# START OF Listed entries

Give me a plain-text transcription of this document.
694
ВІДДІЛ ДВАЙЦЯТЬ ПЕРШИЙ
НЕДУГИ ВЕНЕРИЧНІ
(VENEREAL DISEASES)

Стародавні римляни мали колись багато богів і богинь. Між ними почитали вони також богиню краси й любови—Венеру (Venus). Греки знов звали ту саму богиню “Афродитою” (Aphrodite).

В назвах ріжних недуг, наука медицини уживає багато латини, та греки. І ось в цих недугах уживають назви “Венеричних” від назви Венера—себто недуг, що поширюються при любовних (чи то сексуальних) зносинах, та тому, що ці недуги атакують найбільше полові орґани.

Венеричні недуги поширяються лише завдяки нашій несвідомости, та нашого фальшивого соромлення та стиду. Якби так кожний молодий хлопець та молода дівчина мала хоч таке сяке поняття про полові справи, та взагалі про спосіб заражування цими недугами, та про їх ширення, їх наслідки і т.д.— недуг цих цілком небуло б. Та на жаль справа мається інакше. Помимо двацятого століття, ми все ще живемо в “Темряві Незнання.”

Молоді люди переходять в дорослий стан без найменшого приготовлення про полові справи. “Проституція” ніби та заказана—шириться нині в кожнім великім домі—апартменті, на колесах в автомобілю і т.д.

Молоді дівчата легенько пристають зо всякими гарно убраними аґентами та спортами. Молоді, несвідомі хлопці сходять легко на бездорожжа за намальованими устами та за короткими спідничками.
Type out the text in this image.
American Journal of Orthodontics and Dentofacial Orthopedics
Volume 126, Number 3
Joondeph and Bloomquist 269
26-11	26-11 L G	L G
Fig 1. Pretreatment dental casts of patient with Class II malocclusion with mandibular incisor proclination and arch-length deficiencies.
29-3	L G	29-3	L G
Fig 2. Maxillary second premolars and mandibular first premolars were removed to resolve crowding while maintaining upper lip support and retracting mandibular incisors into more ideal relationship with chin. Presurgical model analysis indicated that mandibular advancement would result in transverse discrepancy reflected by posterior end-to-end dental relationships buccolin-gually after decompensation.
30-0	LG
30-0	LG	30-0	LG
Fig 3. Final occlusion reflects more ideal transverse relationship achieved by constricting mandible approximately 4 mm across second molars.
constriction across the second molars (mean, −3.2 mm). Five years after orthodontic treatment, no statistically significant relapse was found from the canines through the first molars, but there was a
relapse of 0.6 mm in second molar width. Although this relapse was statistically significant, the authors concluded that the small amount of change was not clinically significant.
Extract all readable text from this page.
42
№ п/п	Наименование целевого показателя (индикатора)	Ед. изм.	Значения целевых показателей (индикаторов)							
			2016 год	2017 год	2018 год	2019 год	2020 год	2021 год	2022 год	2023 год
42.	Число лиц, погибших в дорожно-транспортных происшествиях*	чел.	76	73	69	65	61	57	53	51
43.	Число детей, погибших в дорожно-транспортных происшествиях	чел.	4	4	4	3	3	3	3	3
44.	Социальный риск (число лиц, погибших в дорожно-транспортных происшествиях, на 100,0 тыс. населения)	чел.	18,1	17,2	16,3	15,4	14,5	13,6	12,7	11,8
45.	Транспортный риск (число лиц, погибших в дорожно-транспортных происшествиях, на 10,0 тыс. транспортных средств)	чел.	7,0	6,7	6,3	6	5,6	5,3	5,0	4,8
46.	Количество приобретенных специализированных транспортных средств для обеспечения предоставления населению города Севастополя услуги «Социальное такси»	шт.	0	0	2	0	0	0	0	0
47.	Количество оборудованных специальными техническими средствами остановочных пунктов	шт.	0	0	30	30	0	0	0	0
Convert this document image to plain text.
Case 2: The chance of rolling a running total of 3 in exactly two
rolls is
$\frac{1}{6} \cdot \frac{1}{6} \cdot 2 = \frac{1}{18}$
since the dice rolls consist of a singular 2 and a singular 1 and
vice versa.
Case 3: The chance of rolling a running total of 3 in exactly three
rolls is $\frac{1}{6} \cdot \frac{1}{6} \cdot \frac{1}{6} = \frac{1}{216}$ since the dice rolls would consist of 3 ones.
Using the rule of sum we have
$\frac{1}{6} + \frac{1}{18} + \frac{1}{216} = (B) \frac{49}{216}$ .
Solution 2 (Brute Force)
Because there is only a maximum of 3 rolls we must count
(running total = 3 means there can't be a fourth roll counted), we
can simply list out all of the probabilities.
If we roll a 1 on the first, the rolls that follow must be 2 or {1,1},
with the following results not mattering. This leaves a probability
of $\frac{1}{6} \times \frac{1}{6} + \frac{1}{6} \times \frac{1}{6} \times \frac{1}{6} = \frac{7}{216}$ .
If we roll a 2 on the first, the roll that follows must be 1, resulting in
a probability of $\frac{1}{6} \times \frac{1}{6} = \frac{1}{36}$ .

# END OF Listed entries

### Task brief
Return, word for word, every line from the line with "Convert this document image to plain text." to the final line of the data.

### Task result
Convert this document image to plain text.
Case 2: The chance of rolling a running total of 3 in exactly two
rolls is
$\frac{1}{6} \cdot \frac{1}{6} \cdot 2 = \frac{1}{18}$
since the dice rolls consist of a singular 2 and a singular 1 and
vice versa.
Case 3: The chance of rolling a running total of 3 in exactly three
rolls is $\frac{1}{6} \cdot \frac{1}{6} \cdot \frac{1}{6} = \frac{1}{216}$ since the dice rolls would consist of 3 ones.
Using the rule of sum we have
$\frac{1}{6} + \frac{1}{18} + \frac{1}{216} = (B) \frac{49}{216}$ .
Solution 2 (Brute Force)
Because there is only a maximum of 3 rolls we must count
(running total = 3 means there can't be a fourth roll counted), we
can simply list out all of the probabilities.
If we roll a 1 on the first, the rolls that follow must be 2 or {1,1},
with the following results not mattering. This leaves a probability
of $\frac{1}{6} \times \frac{1}{6} + \frac{1}{6} \times \frac{1}{6} \times \frac{1}{6} = \frac{7}{216}$ .
If we roll a 2 on the first, the roll that follows must be 1, resulting in
a probability of $\frac{1}{6} \times \frac{1}{6} = \frac{1}{36}$ .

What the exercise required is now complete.